[Stored data]
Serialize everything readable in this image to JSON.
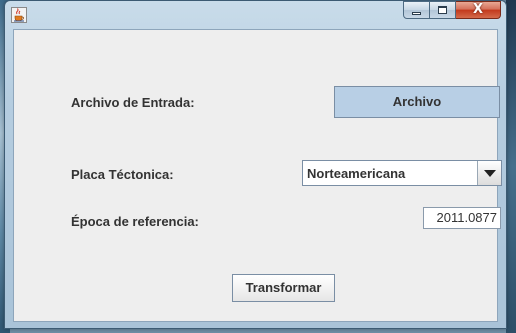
{
  "window": {
    "icon": "java-cup-icon",
    "caption_buttons": {
      "minimize_icon": "minimize-icon",
      "maximize_icon": "maximize-icon",
      "close_label": "X"
    }
  },
  "form": {
    "input_file_label": "Archivo de Entrada:",
    "file_button_label": "Archivo",
    "plate_label": "Placa Téctonica:",
    "plate_selected": "Norteamericana",
    "epoch_label": "Época de referencia:",
    "epoch_value": "2011.0877",
    "transform_button_label": "Transformar"
  },
  "colors": {
    "client_bg": "#eeeeee",
    "file_button_bg": "#b8cfe5",
    "close_button": "#c3391c"
  }
}
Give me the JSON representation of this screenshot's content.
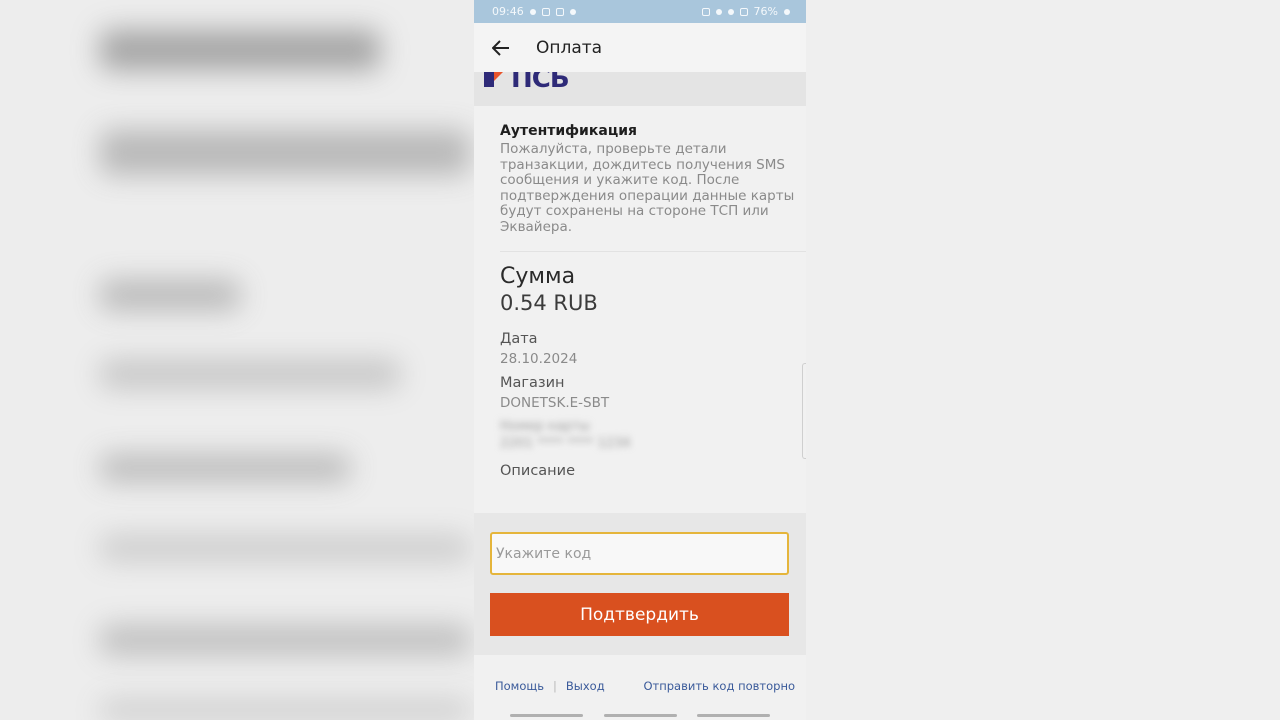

■ Your task ■
Transcribe the whole listing exactly. Pictures are excluded.

■ Task result ■
Serialize everything readable in this image to JSON.
{
  "window": {
    "icon": "java-cup-icon",
    "caption_buttons": {
      "minimize_icon": "minimize-icon",
      "maximize_icon": "maximize-icon",
      "close_label": "X"
    }
  },
  "form": {
    "input_file_label": "Archivo de Entrada:",
    "file_button_label": "Archivo",
    "plate_label": "Placa Téctonica:",
    "plate_selected": "Norteamericana",
    "epoch_label": "Época de referencia:",
    "epoch_value": "2011.0877",
    "transform_button_label": "Transformar"
  },
  "colors": {
    "client_bg": "#eeeeee",
    "file_button_bg": "#b8cfe5",
    "close_button": "#c3391c"
  }
}
Give me the JSON representation of this screenshot's content.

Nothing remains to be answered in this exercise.